(Records from a collection of figures)
+++

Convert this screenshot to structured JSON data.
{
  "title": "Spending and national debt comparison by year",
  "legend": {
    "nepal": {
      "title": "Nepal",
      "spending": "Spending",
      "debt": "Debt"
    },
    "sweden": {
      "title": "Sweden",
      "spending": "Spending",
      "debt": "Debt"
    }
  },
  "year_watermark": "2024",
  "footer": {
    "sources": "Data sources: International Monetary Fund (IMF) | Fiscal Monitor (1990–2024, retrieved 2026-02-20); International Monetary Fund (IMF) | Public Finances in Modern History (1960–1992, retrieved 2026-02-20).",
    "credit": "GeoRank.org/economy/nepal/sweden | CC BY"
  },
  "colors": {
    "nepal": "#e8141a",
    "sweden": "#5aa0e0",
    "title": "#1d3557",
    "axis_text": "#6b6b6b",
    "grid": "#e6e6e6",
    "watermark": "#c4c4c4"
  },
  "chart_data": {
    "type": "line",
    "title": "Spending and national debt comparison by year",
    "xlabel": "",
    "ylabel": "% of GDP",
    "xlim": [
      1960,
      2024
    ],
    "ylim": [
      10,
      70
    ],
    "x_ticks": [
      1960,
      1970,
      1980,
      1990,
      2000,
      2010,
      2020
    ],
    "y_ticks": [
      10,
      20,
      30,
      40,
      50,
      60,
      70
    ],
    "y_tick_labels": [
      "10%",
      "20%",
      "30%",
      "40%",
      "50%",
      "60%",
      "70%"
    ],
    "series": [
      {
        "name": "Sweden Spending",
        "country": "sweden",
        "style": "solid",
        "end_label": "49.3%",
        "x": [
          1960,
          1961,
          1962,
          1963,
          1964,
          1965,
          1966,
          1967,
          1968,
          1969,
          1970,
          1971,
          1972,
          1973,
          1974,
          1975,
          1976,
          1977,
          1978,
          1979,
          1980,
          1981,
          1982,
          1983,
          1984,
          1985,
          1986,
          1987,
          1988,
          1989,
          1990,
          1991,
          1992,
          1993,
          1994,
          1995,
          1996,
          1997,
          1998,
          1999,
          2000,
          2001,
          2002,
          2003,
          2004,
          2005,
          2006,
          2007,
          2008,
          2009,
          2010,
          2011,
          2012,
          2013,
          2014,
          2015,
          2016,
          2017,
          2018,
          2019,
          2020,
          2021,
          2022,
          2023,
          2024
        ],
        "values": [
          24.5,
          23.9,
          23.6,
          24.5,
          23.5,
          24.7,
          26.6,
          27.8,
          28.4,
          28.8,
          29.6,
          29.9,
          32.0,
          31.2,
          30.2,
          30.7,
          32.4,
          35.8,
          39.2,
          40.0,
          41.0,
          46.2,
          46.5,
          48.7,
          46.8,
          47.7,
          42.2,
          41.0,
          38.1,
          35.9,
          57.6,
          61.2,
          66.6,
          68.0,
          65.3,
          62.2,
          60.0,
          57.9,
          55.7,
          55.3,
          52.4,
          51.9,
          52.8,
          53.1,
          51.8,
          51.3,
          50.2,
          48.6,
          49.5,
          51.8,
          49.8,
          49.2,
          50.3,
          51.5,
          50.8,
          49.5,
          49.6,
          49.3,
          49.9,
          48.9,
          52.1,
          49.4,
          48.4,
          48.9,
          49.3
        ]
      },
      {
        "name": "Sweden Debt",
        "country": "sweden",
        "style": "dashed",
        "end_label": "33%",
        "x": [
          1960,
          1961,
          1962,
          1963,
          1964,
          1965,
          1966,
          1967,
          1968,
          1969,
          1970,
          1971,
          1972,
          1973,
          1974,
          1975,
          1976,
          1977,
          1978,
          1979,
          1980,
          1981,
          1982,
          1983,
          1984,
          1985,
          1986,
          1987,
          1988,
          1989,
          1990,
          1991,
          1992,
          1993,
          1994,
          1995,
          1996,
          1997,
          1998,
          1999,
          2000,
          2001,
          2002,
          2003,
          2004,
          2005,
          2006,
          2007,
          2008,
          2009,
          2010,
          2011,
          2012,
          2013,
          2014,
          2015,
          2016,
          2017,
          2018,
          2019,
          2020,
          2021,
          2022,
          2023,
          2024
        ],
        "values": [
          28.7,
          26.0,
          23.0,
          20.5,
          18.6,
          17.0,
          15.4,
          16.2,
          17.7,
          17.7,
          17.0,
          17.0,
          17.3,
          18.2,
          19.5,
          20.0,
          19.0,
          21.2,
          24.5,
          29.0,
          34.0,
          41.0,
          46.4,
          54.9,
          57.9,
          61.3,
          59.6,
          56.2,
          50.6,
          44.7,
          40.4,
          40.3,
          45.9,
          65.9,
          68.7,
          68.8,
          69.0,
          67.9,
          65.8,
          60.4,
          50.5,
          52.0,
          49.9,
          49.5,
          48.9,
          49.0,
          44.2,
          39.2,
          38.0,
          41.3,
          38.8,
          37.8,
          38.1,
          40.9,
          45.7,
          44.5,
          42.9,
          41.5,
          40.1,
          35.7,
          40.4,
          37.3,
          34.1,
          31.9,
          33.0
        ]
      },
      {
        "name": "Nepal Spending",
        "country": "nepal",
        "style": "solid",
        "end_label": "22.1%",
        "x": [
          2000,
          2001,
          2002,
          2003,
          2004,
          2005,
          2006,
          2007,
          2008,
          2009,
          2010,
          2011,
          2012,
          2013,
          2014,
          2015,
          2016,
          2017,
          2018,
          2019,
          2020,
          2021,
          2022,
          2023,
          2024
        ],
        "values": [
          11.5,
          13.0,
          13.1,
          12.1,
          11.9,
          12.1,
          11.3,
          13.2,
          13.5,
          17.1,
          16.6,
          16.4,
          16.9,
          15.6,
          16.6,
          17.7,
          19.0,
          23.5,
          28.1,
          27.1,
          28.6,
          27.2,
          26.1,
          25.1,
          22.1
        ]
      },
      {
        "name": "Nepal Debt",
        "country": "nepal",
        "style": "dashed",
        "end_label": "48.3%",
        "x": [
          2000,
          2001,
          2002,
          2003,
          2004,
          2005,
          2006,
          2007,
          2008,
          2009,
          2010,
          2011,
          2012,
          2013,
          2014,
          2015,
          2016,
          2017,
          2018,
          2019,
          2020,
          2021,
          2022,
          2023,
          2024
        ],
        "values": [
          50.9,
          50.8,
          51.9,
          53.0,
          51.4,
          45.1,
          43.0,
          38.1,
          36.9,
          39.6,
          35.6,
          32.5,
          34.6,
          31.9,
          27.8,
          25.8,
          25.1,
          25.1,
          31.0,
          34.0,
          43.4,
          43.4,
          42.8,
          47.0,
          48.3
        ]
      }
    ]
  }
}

+++

> [What to produce]:
Your task is to gather all lines from the entries above that hold the word "title".

> [Answer to this exercise]:
  "title": "Spending and national debt comparison by year",
      "title": "Nepal",
      "title": "Sweden",
    "title": "#1d3557",
    "title": "Spending and national debt comparison by year",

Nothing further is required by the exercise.